**DIRECTIVE 1:** From the energy storage trends article, reproduce verbatim the passage starting with "1. Niche applications" and going on through "real value today.".
**DIRECTIVE 2:**
Answer these questions using the energy storage trends article:
(a) What date is given for the article's update?
(b) Which places are listed as sites where recent battery projects have been developed?
(c) Which place is mentioned as having a proposed battery project?

**PROVIDED TEXT:**
----------------

Five Trends in Energy Storage to Track in 2019

Updated: Feb 2, 2019

Will this be a breakout year for grid-scale battery energy storage?

Image Source: NREL/DOE

Our electric power grids continue to evolve and transform at a rapid pace. Resource mixes are changing, business models are evolving, and new grid enabling technologies are advancing quickly. Perhaps no technology has received as much attention over the past year as battery energy storage. Costs continue to plummet and new project announcements are an almost daily occurrence. But is it enough? With all of the enthusiasm across the industry, it is tough to distinguish whether energy storage is an economic tool for renewable integration or an over-hyped trend.

I’m remaining cautiously optimistic. It’s not a question of if energy storage will have its breakout, but a matter of when. Here are five trends to watch for clues as to whether 2019 will be the year of storage.

1. Niche applications are paying off today

Even with declining costs, battery energy storage is still a relatively expensive technology, on the verge, but not quite at grid-parity in most regions with other resources. There are however niche applications where the storage applications make sense today. Think island or remote grids with high renewable penetration. Recent battery projects have been developed in South Australia, Kauai, Barbados, and proposed in Hawaii.

These projects make a lot of sense; there is a premium value of reserves and no (or limited) interconnections to neighboring grids for balancing. While these projects may be economic, the market is relatively small, and the same value proposition isn’t found in larger grids. Developers will have to work hard to find specific opportunities to deploy battery storage where there is real value today.

----------------

**GIVEN DATA:**

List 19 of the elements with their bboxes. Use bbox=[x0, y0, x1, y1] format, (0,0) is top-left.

----------------

**REPLY 1:**
1. Niche applications are paying off today

Even with declining costs, battery energy storage is still a relatively expensive technology, on the verge, but not quite at grid-parity in most regions with other resources. There are however niche applications where the storage applications make sense today. Think island or remote grids with high renewable penetration. Recent battery projects have been developed in South Australia, Kauai, Barbados, and proposed in Hawaii.

These projects make a lot of sense; there is a premium value of reserves and no (or limited) interconnections to neighboring grids for balancing. While these projects may be economic, the market is relatively small, and the same value proposition isn’t found in larger grids. Developers will have to work hard to find specific opportunities to deploy battery storage where there is real value today.

**REPLY 2:**
(a) Feb 2, 2019
(b) South Australia, Kauai, and Barbados
(c) Hawaii